INSTRUCTIONS TO FOLLOW:
Search the data below for the word "Elevation" and copy each line that holds it.
[begin GIVEN INFORMATION]
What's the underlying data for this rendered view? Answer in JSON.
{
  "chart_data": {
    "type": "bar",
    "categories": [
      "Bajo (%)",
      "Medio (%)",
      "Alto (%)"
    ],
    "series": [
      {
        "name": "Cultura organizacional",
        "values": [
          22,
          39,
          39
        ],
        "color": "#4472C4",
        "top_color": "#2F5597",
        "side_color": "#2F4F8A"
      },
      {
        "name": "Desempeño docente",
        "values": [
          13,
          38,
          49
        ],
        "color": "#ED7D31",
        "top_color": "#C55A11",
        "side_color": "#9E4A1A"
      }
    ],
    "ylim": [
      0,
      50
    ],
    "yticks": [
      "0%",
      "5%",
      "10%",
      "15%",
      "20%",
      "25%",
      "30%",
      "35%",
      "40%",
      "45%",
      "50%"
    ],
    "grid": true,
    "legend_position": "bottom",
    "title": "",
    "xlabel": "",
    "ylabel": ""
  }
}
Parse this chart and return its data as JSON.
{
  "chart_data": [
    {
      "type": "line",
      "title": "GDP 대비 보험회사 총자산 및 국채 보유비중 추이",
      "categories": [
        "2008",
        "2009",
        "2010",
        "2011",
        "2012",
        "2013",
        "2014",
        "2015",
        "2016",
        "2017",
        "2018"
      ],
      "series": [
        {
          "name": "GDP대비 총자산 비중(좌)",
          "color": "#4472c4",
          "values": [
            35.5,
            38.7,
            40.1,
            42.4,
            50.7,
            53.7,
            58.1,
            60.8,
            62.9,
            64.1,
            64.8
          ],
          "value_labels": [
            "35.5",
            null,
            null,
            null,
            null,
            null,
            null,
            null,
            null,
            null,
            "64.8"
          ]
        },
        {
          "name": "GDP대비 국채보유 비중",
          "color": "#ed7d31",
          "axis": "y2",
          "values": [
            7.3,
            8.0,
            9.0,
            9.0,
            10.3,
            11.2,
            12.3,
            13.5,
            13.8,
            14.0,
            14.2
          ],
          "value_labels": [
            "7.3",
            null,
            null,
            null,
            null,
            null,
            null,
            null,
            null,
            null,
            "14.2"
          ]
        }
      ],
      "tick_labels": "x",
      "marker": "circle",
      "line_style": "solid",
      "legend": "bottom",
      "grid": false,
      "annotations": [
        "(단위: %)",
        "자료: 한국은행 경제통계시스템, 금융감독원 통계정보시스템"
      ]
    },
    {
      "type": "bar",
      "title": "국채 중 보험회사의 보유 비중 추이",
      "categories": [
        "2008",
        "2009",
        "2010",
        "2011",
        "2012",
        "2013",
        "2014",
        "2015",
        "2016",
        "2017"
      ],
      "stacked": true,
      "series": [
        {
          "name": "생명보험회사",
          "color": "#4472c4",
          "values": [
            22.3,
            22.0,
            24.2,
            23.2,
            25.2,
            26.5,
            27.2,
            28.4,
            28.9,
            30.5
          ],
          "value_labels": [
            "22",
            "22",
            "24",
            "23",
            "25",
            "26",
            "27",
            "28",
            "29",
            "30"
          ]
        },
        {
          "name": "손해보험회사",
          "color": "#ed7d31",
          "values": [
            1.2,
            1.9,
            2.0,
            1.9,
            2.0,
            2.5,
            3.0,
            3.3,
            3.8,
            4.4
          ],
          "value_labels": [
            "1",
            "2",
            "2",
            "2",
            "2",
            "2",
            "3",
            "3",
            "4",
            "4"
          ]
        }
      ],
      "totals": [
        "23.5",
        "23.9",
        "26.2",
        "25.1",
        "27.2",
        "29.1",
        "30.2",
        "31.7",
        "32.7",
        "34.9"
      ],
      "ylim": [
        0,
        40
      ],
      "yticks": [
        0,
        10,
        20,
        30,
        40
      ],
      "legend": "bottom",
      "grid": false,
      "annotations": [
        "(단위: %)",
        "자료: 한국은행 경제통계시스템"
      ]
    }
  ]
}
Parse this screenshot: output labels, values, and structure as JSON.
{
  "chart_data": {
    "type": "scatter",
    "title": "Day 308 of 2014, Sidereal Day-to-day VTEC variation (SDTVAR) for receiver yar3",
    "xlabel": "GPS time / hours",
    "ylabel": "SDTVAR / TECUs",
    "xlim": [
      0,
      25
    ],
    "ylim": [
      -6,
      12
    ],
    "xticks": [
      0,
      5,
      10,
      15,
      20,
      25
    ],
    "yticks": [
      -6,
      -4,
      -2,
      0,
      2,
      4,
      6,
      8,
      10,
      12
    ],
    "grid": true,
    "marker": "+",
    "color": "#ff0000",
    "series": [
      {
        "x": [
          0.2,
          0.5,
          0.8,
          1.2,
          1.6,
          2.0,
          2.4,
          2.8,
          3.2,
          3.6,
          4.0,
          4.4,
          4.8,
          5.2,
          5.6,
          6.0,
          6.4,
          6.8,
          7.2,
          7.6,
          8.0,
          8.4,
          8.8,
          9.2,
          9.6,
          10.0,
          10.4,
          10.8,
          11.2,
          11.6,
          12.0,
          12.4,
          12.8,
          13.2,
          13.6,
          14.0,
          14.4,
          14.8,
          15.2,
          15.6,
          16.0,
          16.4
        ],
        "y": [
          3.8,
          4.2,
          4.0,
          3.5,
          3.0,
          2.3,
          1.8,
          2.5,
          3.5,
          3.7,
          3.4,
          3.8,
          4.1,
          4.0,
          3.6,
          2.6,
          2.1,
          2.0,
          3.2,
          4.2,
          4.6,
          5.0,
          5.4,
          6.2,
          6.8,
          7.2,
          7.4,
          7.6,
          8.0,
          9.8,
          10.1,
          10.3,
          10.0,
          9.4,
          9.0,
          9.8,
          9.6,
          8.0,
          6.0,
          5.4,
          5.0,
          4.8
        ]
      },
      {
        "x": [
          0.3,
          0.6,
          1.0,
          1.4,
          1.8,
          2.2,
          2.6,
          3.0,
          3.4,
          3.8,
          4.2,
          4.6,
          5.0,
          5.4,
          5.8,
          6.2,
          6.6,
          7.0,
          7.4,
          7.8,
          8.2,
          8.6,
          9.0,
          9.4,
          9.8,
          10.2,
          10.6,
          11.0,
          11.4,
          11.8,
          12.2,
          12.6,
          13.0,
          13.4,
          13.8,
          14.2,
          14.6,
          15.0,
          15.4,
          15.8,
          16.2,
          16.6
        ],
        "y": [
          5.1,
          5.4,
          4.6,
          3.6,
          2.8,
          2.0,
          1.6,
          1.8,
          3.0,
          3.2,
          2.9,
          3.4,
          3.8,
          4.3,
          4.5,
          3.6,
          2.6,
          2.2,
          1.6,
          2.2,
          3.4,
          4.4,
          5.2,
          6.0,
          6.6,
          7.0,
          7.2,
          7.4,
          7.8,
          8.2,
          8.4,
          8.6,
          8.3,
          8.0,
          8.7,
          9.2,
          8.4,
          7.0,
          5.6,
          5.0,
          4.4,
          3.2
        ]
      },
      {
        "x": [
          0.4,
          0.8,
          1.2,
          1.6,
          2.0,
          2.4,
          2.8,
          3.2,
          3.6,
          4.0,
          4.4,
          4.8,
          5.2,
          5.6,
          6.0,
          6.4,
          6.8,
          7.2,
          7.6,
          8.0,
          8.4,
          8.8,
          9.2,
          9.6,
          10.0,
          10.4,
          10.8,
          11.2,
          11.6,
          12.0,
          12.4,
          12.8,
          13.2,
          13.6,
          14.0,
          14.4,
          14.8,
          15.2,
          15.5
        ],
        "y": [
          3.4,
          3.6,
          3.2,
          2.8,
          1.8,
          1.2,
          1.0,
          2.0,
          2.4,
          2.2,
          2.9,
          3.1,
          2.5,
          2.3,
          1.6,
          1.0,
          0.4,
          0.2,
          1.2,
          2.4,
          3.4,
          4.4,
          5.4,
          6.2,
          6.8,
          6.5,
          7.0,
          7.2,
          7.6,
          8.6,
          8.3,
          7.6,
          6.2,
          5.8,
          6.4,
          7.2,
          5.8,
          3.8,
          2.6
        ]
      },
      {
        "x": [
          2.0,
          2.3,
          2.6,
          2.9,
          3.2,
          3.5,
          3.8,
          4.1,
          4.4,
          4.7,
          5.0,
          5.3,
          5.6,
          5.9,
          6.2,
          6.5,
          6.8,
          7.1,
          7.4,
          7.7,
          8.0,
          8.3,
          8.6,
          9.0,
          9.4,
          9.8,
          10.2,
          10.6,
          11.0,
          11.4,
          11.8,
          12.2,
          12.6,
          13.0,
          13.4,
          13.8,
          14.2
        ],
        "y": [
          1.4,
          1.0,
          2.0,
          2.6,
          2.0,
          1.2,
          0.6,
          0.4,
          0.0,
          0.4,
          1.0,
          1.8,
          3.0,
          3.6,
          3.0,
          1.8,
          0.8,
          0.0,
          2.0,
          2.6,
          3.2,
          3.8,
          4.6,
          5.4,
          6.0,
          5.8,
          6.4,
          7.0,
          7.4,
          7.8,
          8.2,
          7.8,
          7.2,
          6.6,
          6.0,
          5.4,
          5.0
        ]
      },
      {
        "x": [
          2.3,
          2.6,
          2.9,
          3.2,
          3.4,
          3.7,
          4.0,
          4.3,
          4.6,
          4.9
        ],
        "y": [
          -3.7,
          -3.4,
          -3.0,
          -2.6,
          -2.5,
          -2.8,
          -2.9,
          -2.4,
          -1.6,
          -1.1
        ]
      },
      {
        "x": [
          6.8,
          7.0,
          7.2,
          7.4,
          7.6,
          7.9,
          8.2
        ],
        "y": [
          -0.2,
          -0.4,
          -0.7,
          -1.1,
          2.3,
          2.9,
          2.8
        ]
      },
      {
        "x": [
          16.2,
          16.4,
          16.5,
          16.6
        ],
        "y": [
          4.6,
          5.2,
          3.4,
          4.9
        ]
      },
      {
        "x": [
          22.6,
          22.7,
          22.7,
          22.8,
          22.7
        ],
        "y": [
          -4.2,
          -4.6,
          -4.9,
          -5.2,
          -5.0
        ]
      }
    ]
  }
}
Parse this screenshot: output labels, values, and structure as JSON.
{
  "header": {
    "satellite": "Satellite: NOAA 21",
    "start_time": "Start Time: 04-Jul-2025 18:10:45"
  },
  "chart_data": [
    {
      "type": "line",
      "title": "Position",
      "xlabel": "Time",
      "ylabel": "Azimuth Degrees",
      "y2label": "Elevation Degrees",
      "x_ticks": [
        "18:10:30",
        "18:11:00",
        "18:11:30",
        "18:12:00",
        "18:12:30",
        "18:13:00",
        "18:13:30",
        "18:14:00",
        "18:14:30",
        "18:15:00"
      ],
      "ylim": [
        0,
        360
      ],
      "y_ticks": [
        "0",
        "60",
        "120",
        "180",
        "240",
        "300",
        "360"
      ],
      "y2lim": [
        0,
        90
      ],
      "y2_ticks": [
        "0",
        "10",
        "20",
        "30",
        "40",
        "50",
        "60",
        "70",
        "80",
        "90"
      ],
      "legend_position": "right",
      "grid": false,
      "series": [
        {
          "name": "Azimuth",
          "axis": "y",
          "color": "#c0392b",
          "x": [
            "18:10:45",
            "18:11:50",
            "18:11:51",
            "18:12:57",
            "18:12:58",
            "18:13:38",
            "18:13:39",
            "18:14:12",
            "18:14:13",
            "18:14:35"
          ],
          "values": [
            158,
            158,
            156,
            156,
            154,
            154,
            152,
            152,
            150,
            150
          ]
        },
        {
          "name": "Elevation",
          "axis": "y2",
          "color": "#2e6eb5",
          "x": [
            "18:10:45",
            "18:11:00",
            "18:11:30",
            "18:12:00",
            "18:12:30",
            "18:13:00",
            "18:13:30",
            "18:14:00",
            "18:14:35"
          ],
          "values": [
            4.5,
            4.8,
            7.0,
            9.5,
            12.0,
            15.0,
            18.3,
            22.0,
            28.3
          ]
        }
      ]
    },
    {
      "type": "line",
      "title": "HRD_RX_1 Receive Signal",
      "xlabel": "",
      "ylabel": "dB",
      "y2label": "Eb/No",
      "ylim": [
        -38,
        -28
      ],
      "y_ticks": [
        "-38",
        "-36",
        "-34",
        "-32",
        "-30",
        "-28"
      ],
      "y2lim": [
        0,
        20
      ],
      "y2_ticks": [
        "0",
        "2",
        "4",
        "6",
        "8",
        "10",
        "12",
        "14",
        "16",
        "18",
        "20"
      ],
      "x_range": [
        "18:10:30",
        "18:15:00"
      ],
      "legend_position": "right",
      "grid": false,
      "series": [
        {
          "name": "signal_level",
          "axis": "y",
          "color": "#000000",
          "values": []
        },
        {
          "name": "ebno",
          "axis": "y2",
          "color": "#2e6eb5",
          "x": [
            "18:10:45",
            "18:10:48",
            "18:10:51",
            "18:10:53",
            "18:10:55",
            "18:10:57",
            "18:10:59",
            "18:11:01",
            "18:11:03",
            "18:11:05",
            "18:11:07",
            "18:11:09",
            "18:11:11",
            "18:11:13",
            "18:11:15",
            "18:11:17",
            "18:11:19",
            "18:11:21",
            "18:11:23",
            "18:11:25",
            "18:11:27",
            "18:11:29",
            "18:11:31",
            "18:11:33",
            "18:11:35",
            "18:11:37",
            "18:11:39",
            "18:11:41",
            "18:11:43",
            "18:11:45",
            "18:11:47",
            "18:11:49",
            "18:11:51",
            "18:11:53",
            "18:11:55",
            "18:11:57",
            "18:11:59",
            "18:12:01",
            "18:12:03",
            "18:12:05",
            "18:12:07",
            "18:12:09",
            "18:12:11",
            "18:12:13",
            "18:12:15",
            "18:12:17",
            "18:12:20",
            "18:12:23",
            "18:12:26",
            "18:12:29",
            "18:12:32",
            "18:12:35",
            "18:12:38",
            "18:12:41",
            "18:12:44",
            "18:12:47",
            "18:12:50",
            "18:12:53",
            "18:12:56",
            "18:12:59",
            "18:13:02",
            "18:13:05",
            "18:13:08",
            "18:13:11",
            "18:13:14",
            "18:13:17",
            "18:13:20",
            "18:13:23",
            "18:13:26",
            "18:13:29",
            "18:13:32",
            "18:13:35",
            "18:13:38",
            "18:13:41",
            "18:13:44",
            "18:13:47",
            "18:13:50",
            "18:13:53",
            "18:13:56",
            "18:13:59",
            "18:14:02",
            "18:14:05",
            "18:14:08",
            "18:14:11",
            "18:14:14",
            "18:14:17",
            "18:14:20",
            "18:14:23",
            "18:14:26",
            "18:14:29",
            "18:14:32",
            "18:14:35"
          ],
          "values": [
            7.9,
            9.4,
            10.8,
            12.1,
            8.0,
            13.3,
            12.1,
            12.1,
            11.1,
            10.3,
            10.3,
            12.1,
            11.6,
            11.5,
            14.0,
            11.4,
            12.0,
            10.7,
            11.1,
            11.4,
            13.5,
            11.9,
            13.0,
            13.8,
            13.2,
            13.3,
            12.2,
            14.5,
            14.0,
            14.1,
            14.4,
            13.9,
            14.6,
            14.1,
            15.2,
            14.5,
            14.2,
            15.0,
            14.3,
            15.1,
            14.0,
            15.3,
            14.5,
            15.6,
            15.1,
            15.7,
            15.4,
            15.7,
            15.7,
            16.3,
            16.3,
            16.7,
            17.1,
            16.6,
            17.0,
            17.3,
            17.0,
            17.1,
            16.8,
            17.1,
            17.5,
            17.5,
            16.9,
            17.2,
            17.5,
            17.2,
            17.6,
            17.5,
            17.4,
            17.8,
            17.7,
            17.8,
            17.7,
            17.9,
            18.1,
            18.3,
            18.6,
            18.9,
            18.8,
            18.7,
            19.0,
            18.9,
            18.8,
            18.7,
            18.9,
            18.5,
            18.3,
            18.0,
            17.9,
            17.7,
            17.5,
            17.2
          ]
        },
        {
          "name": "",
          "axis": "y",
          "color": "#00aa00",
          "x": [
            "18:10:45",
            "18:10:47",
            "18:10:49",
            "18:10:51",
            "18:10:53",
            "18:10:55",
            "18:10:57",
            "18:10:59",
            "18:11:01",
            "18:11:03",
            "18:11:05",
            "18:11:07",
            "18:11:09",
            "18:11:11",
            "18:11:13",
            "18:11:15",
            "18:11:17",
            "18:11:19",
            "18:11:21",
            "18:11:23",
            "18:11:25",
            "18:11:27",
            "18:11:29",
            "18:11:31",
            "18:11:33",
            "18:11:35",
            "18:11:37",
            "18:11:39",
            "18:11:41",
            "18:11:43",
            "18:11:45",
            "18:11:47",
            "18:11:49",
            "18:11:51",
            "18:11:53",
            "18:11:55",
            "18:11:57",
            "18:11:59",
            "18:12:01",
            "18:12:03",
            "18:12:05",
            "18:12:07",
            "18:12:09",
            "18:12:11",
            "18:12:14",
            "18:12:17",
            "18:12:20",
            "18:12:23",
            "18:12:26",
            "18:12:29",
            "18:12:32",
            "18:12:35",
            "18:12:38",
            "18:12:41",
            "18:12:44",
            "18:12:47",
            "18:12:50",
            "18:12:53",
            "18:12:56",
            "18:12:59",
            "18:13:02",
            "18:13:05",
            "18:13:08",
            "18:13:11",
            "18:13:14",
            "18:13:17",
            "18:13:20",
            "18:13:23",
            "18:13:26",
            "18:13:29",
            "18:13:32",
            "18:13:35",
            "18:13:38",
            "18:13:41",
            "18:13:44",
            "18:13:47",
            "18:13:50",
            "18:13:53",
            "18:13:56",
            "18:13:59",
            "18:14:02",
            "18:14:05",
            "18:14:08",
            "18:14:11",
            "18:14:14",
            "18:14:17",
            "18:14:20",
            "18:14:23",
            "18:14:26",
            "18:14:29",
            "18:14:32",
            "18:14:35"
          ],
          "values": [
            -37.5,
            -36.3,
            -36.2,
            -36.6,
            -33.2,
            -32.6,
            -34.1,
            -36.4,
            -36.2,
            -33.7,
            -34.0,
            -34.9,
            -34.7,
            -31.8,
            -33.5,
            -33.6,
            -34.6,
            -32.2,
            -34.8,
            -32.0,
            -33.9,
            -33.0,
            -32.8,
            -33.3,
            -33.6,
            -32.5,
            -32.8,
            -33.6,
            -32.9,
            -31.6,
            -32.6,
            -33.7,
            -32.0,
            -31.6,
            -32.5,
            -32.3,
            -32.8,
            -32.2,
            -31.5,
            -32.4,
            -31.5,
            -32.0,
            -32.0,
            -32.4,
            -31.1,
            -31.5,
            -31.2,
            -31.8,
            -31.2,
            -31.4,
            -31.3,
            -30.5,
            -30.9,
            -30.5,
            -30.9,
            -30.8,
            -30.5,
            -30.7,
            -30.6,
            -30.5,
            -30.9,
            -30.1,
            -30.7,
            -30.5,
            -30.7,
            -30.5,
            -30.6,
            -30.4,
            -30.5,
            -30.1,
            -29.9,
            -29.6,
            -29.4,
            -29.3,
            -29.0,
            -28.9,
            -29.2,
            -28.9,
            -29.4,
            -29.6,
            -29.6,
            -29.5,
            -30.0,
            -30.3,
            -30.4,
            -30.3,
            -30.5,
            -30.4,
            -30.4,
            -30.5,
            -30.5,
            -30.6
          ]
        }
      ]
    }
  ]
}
[end GIVEN INFORMATION]
THE REPLY:
      "y2label": "Elevation Degrees",
          "name": "Elevation",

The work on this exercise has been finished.